(REQUEST): Collect each line of the entries that holds the string "your".

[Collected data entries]
┄┄┄┄┄┄

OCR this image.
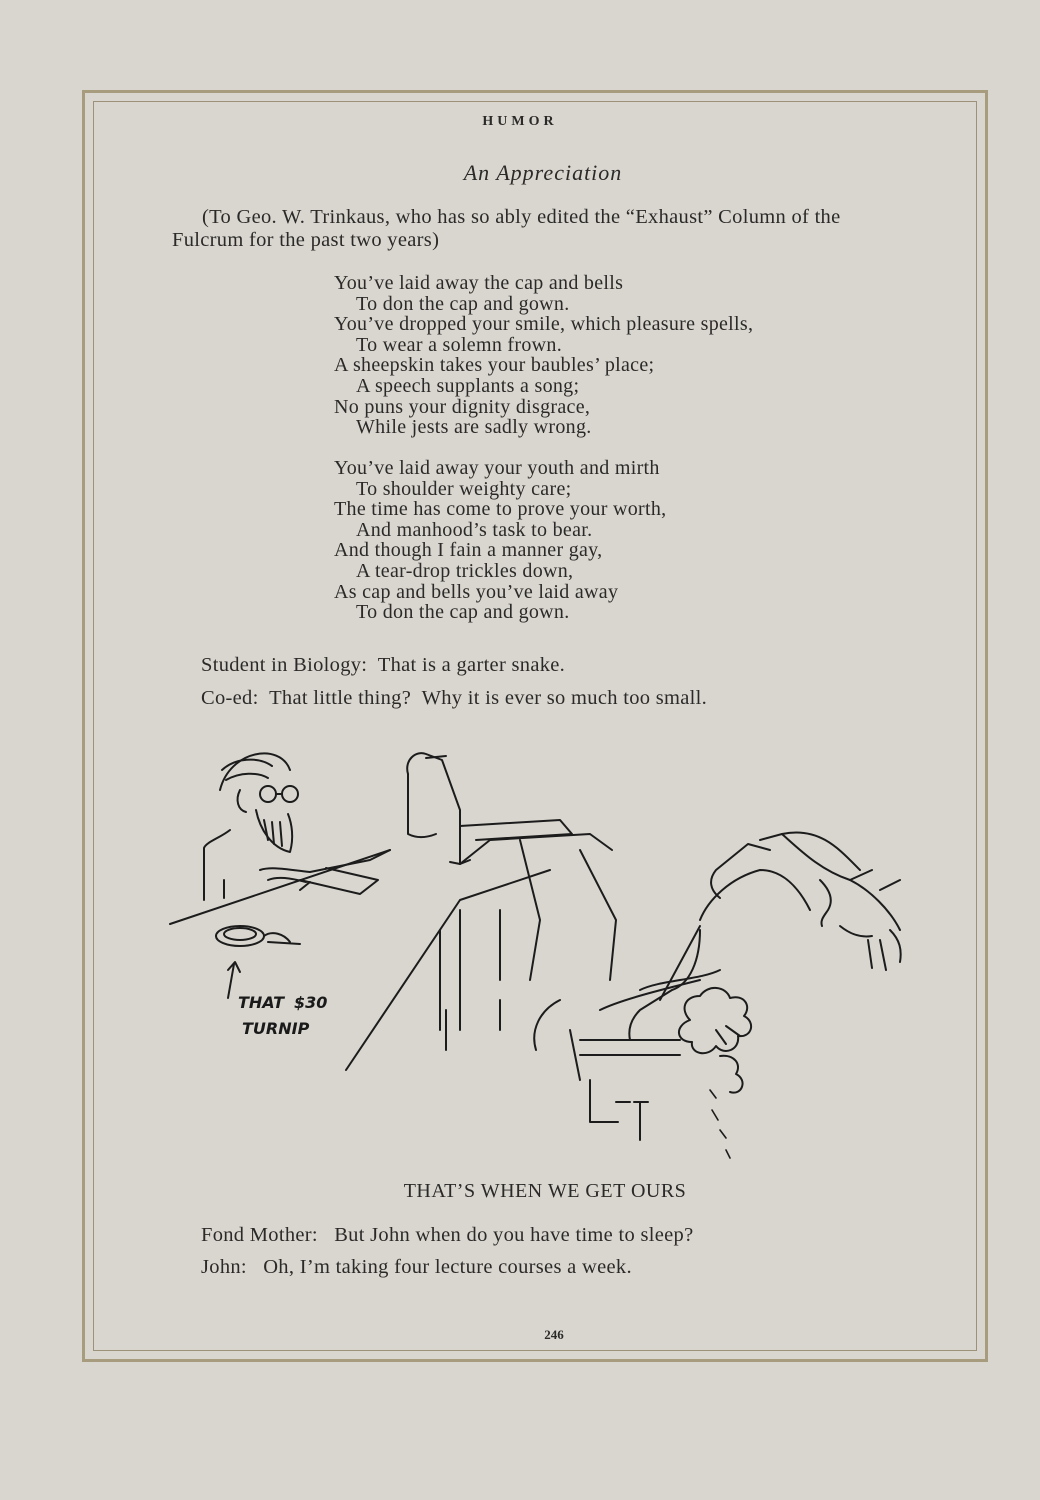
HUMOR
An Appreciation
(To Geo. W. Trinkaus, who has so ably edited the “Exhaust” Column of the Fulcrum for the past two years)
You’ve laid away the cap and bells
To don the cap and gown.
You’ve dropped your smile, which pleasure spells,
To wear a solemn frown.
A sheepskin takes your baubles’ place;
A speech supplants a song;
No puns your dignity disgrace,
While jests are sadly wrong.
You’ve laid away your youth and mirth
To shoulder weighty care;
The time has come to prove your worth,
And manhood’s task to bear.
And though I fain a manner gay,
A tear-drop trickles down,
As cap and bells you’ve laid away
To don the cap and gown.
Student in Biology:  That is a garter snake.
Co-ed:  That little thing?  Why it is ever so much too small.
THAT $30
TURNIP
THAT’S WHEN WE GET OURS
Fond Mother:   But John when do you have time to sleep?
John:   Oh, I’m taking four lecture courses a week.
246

┄┄┄┄┄┄

(RESULT FOR THIS TASK):
You’ve dropped your smile, which pleasure spells,
A sheepskin takes your baubles’ place;
No puns your dignity disgrace,
You’ve laid away your youth and mirth
The time has come to prove your worth,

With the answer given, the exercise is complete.